→ **Problem**: Locate every line below that contains the word "schools" and copy it.
START
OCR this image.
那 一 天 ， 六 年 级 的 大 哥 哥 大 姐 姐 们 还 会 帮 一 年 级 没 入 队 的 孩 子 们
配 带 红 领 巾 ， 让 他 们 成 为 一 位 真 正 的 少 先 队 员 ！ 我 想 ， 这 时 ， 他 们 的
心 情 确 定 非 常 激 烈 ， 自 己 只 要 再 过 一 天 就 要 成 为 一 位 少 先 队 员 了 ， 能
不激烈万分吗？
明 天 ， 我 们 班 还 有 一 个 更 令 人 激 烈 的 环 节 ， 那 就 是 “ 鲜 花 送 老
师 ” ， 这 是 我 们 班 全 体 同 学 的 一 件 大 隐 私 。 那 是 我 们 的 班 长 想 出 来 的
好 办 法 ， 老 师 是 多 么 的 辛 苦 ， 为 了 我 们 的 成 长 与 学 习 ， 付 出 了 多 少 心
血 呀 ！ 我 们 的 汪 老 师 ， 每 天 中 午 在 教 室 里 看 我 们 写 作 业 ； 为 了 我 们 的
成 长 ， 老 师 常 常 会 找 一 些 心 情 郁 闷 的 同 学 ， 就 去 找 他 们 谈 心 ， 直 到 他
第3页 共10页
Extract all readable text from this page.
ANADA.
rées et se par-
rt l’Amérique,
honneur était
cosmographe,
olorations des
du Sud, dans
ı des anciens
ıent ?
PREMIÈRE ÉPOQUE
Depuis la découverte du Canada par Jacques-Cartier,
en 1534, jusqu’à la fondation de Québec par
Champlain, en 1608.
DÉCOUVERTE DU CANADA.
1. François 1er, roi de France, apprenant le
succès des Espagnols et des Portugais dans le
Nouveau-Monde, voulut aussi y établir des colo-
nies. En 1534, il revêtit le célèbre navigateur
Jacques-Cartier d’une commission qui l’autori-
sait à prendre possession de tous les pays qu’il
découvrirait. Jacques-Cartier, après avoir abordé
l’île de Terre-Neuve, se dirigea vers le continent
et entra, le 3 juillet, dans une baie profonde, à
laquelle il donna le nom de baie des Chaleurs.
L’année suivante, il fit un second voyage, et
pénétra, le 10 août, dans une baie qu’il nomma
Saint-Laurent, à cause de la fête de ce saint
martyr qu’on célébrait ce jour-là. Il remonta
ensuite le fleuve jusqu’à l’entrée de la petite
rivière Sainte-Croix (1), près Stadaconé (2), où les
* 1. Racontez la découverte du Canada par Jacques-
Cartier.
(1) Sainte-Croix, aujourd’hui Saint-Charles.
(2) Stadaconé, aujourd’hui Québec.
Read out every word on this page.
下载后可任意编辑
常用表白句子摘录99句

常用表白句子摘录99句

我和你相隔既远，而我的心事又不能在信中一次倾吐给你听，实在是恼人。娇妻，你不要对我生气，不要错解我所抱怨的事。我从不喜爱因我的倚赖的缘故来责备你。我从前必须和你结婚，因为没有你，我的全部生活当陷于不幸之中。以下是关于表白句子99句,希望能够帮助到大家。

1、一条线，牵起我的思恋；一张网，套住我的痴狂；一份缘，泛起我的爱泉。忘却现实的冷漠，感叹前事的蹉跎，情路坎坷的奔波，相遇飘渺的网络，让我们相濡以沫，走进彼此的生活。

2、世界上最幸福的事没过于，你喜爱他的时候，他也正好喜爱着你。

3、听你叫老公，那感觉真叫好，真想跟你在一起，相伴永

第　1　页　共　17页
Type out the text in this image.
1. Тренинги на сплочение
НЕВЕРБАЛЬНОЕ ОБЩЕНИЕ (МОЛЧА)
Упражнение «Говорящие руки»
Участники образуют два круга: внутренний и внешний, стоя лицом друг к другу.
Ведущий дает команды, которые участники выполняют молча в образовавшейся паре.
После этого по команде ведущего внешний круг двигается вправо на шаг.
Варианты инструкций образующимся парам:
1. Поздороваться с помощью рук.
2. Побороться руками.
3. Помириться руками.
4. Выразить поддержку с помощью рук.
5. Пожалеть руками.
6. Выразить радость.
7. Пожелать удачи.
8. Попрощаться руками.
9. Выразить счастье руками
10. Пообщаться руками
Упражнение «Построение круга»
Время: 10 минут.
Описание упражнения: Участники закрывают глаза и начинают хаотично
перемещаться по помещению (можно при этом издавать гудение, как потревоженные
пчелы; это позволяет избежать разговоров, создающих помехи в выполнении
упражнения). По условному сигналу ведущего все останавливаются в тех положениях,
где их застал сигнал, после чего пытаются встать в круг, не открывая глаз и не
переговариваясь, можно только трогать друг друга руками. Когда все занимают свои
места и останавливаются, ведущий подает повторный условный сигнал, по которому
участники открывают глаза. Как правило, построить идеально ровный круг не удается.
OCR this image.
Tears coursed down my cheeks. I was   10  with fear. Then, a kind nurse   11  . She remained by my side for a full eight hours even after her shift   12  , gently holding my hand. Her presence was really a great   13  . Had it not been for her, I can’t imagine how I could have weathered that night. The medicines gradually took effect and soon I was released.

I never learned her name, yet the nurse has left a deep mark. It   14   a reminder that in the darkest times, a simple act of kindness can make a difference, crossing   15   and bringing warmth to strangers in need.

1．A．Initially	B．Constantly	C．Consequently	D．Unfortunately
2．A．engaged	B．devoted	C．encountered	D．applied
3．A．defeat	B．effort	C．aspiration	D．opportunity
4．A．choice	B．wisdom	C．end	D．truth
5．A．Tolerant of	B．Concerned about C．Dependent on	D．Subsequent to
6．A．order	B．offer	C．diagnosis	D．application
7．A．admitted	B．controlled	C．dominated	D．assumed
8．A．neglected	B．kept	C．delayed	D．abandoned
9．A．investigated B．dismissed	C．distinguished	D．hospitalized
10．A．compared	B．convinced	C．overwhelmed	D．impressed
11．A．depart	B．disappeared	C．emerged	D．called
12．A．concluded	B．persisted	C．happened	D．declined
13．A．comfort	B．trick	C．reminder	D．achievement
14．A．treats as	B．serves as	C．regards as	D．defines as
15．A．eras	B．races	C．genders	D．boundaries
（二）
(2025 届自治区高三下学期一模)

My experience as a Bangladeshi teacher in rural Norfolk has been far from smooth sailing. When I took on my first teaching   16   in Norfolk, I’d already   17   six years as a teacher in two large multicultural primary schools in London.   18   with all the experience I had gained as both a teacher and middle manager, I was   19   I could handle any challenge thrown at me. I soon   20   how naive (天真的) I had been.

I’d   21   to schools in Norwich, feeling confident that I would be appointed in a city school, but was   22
END
→ **Full output**:
My experience as a Bangladeshi teacher in rural Norfolk has been far from smooth sailing. When I took on my first teaching   16   in Norfolk, I’d already   17   six years as a teacher in two large multicultural primary schools in London.   18   with all the experience I had gained as both a teacher and middle manager, I was   19   I could handle any challenge thrown at me. I soon   20   how naive (天真的) I had been.
I’d   21   to schools in Norwich, feeling confident that I would be appointed in a city school, but was   22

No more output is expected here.